Repeat each line of the material below exactly as it appears, minus any pictures.
::: Data provided :::
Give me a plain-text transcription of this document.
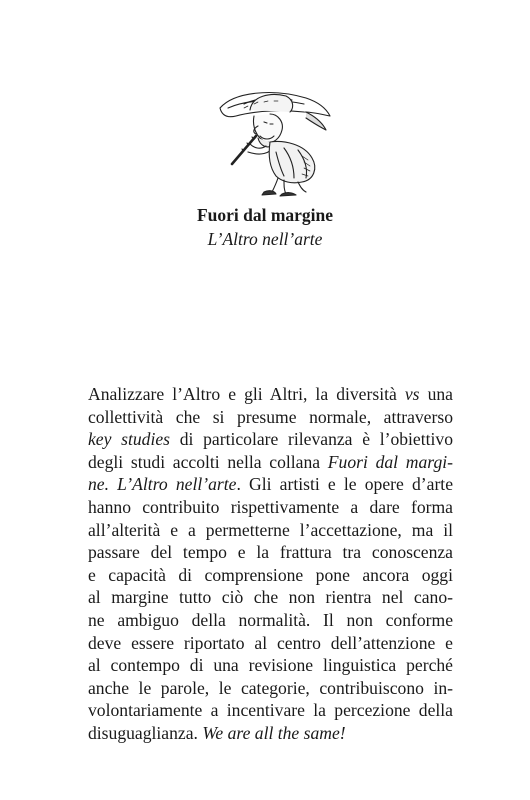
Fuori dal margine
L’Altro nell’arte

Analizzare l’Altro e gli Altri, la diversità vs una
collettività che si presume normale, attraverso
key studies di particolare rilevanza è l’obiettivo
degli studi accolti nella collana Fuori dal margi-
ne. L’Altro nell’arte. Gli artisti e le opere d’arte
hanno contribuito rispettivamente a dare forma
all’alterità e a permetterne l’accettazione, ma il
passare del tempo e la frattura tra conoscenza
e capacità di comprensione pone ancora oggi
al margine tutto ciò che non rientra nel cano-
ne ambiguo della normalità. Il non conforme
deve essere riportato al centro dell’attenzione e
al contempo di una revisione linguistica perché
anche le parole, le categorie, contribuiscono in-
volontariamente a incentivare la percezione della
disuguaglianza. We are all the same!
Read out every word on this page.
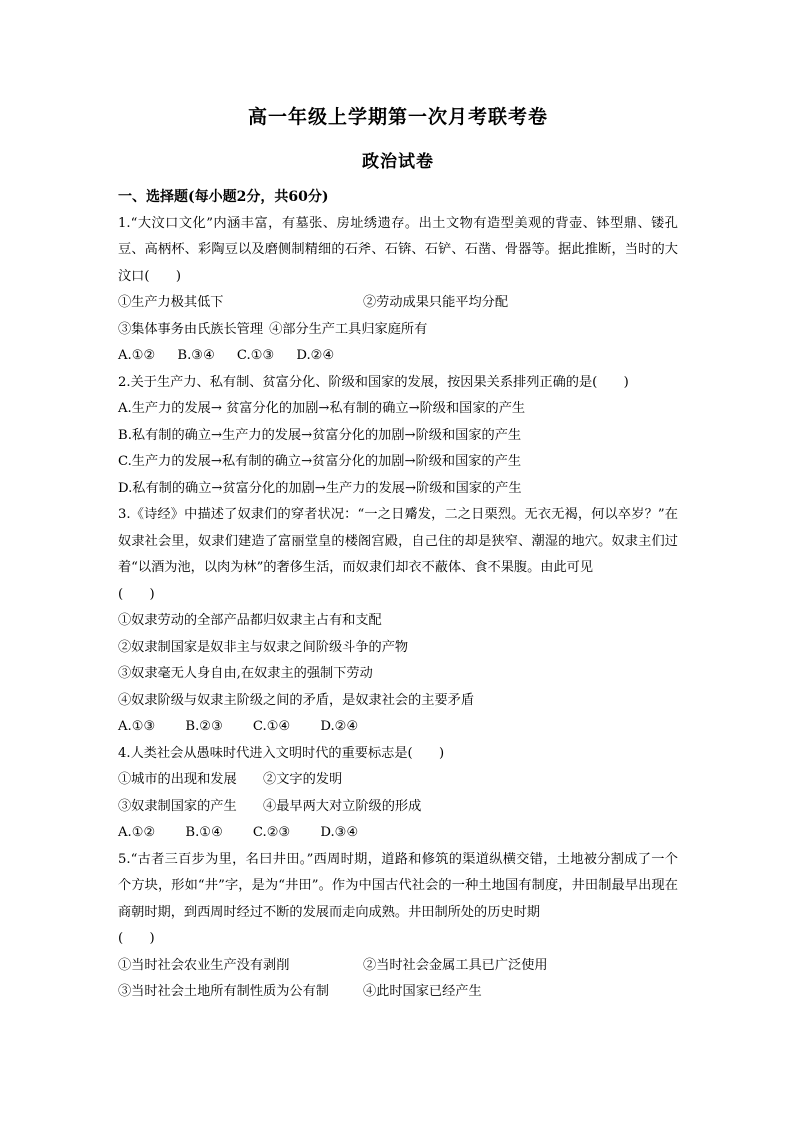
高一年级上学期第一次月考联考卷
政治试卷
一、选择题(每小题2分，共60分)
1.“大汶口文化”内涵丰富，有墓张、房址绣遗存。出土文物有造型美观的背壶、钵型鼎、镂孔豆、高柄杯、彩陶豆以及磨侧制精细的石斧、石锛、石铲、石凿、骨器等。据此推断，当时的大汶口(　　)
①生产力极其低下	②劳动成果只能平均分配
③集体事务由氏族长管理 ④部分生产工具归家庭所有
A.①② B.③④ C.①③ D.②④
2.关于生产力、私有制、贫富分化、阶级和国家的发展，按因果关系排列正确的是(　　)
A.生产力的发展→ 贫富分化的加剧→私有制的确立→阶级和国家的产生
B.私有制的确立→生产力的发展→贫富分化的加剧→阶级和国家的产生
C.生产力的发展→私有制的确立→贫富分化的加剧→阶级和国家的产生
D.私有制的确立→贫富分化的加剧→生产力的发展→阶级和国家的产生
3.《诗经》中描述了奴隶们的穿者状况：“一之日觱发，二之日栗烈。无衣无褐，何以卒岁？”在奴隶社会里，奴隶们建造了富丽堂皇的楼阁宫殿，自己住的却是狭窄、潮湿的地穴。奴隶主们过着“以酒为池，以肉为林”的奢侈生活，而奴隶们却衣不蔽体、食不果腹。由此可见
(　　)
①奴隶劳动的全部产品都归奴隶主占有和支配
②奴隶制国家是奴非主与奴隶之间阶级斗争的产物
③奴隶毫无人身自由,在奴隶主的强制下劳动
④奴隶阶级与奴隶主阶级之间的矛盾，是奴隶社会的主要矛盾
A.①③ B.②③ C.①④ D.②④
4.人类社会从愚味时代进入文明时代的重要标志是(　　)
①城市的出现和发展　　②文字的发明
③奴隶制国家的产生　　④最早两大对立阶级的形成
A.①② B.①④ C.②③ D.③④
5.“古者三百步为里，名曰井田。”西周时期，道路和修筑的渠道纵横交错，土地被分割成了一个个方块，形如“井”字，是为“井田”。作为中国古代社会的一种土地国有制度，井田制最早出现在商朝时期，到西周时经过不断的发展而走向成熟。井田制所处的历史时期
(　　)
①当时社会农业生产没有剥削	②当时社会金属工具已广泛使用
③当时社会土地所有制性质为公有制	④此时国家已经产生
:::
# Response
Give me a plain-text transcription of this document.
Fuori dal margine
L’Altro nell’arte

Analizzare l’Altro e gli Altri, la diversità vs una
collettività che si presume normale, attraverso
key studies di particolare rilevanza è l’obiettivo
degli studi accolti nella collana Fuori dal margi-
ne. L’Altro nell’arte. Gli artisti e le opere d’arte
hanno contribuito rispettivamente a dare forma
all’alterità e a permetterne l’accettazione, ma il
passare del tempo e la frattura tra conoscenza
e capacità di comprensione pone ancora oggi
al margine tutto ciò che non rientra nel cano-
ne ambiguo della normalità. Il non conforme
deve essere riportato al centro dell’attenzione e
al contempo di una revisione linguistica perché
anche le parole, le categorie, contribuiscono in-
volontariamente a incentivare la percezione della
disuguaglianza. We are all the same!
Read out every word on this page.
高一年级上学期第一次月考联考卷
政治试卷
一、选择题(每小题2分，共60分)
1.“大汶口文化”内涵丰富，有墓张、房址绣遗存。出土文物有造型美观的背壶、钵型鼎、镂孔豆、高柄杯、彩陶豆以及磨侧制精细的石斧、石锛、石铲、石凿、骨器等。据此推断，当时的大汶口(　　)
①生产力极其低下	②劳动成果只能平均分配
③集体事务由氏族长管理 ④部分生产工具归家庭所有
A.①② B.③④ C.①③ D.②④
2.关于生产力、私有制、贫富分化、阶级和国家的发展，按因果关系排列正确的是(　　)
A.生产力的发展→ 贫富分化的加剧→私有制的确立→阶级和国家的产生
B.私有制的确立→生产力的发展→贫富分化的加剧→阶级和国家的产生
C.生产力的发展→私有制的确立→贫富分化的加剧→阶级和国家的产生
D.私有制的确立→贫富分化的加剧→生产力的发展→阶级和国家的产生
3.《诗经》中描述了奴隶们的穿者状况：“一之日觱发，二之日栗烈。无衣无褐，何以卒岁？”在奴隶社会里，奴隶们建造了富丽堂皇的楼阁宫殿，自己住的却是狭窄、潮湿的地穴。奴隶主们过着“以酒为池，以肉为林”的奢侈生活，而奴隶们却衣不蔽体、食不果腹。由此可见
(　　)
①奴隶劳动的全部产品都归奴隶主占有和支配
②奴隶制国家是奴非主与奴隶之间阶级斗争的产物
③奴隶毫无人身自由,在奴隶主的强制下劳动
④奴隶阶级与奴隶主阶级之间的矛盾，是奴隶社会的主要矛盾
A.①③ B.②③ C.①④ D.②④
4.人类社会从愚味时代进入文明时代的重要标志是(　　)
①城市的出现和发展　　②文字的发明
③奴隶制国家的产生　　④最早两大对立阶级的形成
A.①② B.①④ C.②③ D.③④
5.“古者三百步为里，名曰井田。”西周时期，道路和修筑的渠道纵横交错，土地被分割成了一个个方块，形如“井”字，是为“井田”。作为中国古代社会的一种土地国有制度，井田制最早出现在商朝时期，到西周时经过不断的发展而走向成熟。井田制所处的历史时期
(　　)
①当时社会农业生产没有剥削	②当时社会金属工具已广泛使用
③当时社会土地所有制性质为公有制	④此时国家已经产生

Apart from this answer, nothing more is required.